White Hart – where the inquest took place

Another week has passed by as I did a final edit of my book, and it made me realise how lucky I am to have a husband, who takes over the household chores when I am pushed for time.  Without him, I wouldn’t be fed, watered nor have clean clothes to wear, but things were so different for our ancestors, as I discovered when I researched the case of Mary Ann Plumb.

Like many women in Victorian times she put up with her lot, seeing no way out, until she set out to destroy herself and her family, and almost succeeded. In prison she wrote a letter for her remaining children summing up her miserable existence. ‘Forty long years did I live and did not think I had a God nor a soul to save, and now my sins have found me out. I have not said much when I have been told, for I was ashamed of my sinful state before God and man. If I had never been brought to Lewis prison I have done plenty to deserve a worse death than mine.  I do pray to be forgiven by God and man through the blood of Him that died upon the cross, and if God be merciful to me I think I shall be the biggest sinner that ever was pardoned.’  

Mary Ann was the eldest of five children born into a poor hard working rural family.  She received a simple education but her local school deemed her to be lazy, and a devious child. One day she was left in the house alone while her parents were working in the fields.  They returned to find they’d been robbed of several articles of clothing, and Mary Ann denied all knowledge of their whereabouts, but it transpired she had pawned them.  She was sent into service as a maid, but was more interested is flirting with a farmhand, Richard Geering, than working, and when it was discovered she was pregnant she was sent home in disgrace. Her parents were horrified. They had a good reputation in the community as an upright family, and didn’t want the shame of having an unmarried daughter to cope with. They insisted she married Richard, but she was equally defiant that she didn’t love him, but after much pressure reluctantly married at Westfield church, near the family home. Three months later Mary Ann’s first child was born and they moved near Guestling, where Richard found work as a labourer for Mr John Veness.  Richard had a quick and violent temper, and with her explosive temperament, it was not a happy relationship but despite frequent quarrels they managed to produce eight children. Mary Ann became a devoted mother, and although she rarely took them to church, she taught them to pray and herself to read and write, by copying from the children’s school books. Her relationship with Richard was one of constant arguments and unhappy tolerance. He considered her extravagant with money, she accused him of being tight-fisted, and it soon became a habit for her to travel to Hastings on a Monday morning, pawn the families’ Sunday best, returning on Saturday so they could wear their Sunday best.  Despite being poor, all those employed paid weekly into the Guestling Friendly Society, entitling each member of the family to a payment of eight-pence a day during illness, and all funeral expenses in the event of death. In times of no state benefit this was essential in order for a family to survive.

+-------+

[Activity list]
[a] In the post on Mary Ann Plumb:
(i) Where was Mary Ann when she wrote the letter for her remaining children?
(ii) Who employed Richard as a labourer near Guestling?
(iii) What daily payment did the Guestling Friendly Society give each family member during illness?
[b] Could you write out the post on Mary Ann Plumb word for word, from "White Hart –" down to "Mary Ann Plumb."?
The items that follow are separate material and have no connection to the post on Mary Ann Plumb.

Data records
+-------+

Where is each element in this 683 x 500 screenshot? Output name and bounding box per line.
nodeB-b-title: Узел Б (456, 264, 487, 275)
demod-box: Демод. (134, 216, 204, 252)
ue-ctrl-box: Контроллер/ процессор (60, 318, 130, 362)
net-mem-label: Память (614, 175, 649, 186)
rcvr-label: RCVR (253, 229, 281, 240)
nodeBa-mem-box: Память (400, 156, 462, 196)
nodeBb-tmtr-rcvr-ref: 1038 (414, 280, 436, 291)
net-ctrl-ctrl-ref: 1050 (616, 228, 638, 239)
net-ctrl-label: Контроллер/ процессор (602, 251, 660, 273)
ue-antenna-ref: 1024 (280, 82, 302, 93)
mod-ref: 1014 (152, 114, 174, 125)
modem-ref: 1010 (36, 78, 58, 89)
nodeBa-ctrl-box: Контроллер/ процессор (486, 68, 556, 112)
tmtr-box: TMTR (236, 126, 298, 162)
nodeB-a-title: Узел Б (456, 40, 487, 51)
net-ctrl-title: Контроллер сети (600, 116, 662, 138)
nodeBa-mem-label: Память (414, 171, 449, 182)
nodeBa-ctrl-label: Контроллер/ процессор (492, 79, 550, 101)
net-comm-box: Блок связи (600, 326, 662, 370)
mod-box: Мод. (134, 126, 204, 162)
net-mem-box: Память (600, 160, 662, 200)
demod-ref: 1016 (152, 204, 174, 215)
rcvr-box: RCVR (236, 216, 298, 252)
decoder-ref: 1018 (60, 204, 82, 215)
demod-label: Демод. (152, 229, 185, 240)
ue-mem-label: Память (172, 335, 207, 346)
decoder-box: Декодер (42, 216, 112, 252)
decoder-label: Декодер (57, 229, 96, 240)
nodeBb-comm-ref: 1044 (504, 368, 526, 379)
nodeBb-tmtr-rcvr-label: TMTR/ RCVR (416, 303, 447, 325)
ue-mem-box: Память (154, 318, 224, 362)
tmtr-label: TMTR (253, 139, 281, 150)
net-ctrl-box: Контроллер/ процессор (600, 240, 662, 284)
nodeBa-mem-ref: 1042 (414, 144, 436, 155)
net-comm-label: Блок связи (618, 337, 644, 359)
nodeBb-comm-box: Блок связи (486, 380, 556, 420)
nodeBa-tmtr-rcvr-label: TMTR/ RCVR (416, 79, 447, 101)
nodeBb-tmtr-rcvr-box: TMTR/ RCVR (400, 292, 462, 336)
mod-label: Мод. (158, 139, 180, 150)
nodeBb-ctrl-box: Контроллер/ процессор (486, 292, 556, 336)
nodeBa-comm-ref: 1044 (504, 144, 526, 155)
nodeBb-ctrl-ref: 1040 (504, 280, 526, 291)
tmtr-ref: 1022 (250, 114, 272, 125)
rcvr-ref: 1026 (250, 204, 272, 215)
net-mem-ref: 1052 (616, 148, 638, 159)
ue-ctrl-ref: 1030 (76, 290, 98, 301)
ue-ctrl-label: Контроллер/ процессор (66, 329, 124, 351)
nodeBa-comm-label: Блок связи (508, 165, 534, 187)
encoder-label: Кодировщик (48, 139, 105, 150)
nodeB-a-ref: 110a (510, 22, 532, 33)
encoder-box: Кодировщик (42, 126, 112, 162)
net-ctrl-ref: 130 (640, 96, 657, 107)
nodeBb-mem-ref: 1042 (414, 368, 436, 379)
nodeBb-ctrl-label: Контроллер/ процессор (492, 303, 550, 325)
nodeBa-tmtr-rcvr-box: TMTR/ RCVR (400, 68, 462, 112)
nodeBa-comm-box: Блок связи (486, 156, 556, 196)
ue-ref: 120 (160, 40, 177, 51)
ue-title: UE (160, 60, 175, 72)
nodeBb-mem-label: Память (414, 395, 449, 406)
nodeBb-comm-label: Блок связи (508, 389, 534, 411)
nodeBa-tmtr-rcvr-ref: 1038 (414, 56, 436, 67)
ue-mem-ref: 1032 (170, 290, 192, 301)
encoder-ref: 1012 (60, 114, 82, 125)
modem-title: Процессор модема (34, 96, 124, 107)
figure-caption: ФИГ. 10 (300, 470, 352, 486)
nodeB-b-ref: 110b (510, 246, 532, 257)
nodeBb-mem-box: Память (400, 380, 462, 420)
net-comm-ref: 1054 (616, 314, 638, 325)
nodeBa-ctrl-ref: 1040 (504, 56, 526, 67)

+-------+

[Answers by item number]
[a]
(i) In prison
(ii) Mr John Veness
(iii) Eight-pence a day

[b]
White Hart – where the inquest took place

Another week has passed by as I did a final edit of my book, and it made me realise how lucky I am to have a husband, who takes over the household chores when I am pushed for time.  Without him, I wouldn’t be fed, watered nor have clean clothes to wear, but things were so different for our ancestors, as I discovered when I researched the case of Mary Ann Plumb.